#### [PROBLEM TO WORK ON]
Reproduce the listing from its first line through the line containing "reference-curve (1248, 975, 2017, 1310)", changing "dashed-line" to "dotted-line" and leaving all else as it stands.

# # # # #

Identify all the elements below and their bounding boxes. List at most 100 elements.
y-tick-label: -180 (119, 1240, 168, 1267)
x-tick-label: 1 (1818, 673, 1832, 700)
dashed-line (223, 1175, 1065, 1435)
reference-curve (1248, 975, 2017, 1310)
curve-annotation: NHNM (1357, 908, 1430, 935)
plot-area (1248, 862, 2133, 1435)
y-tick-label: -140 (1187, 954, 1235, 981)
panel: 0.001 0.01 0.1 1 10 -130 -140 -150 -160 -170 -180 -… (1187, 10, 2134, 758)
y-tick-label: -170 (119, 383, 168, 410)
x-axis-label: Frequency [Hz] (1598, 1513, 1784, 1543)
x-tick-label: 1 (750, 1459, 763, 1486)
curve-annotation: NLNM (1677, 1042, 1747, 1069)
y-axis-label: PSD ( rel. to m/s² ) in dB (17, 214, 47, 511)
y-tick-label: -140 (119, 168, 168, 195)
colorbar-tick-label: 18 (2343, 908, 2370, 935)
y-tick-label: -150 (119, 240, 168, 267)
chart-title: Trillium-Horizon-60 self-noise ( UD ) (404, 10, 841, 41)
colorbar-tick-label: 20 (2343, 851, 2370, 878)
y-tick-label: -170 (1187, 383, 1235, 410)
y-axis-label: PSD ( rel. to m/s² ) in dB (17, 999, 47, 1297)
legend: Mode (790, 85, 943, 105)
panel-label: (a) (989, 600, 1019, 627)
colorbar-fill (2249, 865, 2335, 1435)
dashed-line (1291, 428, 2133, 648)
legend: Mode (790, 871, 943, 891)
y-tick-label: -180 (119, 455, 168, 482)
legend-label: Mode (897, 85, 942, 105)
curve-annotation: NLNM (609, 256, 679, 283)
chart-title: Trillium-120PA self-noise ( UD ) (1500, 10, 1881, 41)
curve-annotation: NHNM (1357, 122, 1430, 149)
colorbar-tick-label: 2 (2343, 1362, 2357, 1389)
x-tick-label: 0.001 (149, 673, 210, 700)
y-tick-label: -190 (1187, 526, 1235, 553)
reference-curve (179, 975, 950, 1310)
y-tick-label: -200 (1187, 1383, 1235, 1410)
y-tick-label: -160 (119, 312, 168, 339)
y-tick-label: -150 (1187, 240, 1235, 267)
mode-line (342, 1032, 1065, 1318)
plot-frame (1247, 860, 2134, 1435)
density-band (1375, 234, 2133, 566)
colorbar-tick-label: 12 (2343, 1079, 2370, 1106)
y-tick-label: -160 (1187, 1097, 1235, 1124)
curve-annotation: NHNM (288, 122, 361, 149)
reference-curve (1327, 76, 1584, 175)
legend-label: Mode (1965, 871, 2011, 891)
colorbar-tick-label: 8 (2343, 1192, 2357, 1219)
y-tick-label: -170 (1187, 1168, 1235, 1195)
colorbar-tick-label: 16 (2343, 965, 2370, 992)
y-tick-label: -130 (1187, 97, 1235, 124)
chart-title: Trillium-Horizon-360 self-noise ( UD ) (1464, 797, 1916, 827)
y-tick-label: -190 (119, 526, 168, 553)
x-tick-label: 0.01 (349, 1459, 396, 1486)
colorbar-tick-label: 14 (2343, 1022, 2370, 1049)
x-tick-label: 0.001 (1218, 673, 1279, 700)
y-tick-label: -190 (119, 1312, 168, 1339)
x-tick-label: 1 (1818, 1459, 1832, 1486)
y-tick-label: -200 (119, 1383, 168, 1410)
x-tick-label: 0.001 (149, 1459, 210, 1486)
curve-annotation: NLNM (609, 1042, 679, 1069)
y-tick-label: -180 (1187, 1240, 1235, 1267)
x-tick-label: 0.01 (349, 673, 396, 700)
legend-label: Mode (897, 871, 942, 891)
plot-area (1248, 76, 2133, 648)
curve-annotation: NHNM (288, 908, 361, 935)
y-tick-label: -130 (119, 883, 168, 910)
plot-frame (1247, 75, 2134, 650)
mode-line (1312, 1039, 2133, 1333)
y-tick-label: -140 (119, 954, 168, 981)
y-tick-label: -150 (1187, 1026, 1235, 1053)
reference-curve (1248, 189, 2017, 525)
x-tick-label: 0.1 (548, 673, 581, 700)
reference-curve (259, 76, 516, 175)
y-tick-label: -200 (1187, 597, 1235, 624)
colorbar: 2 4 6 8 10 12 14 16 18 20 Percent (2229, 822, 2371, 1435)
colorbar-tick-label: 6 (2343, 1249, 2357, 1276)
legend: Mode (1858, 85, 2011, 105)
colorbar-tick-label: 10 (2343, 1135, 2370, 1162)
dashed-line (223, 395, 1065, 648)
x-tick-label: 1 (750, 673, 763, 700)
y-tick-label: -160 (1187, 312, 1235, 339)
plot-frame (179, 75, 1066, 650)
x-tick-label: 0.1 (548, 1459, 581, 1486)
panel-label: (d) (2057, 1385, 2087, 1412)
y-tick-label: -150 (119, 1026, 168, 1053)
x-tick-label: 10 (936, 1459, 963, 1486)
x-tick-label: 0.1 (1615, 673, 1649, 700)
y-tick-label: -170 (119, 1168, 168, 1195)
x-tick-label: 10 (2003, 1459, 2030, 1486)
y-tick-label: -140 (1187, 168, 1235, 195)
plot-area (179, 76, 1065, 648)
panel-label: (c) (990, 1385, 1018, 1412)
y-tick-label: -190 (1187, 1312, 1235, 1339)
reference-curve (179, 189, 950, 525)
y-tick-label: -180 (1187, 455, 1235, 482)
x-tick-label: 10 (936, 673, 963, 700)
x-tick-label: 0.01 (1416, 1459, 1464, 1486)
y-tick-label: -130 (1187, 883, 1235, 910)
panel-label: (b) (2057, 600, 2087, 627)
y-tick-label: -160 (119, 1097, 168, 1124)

# # # # #

#### [RESULT BELOW]
Identify all the elements below and their bounding boxes. List at most 100 elements.
y-tick-label: -180 (119, 1240, 168, 1267)
x-tick-label: 1 (1818, 673, 1832, 700)
dotted-line (223, 1175, 1065, 1435)
reference-curve (1248, 975, 2017, 1310)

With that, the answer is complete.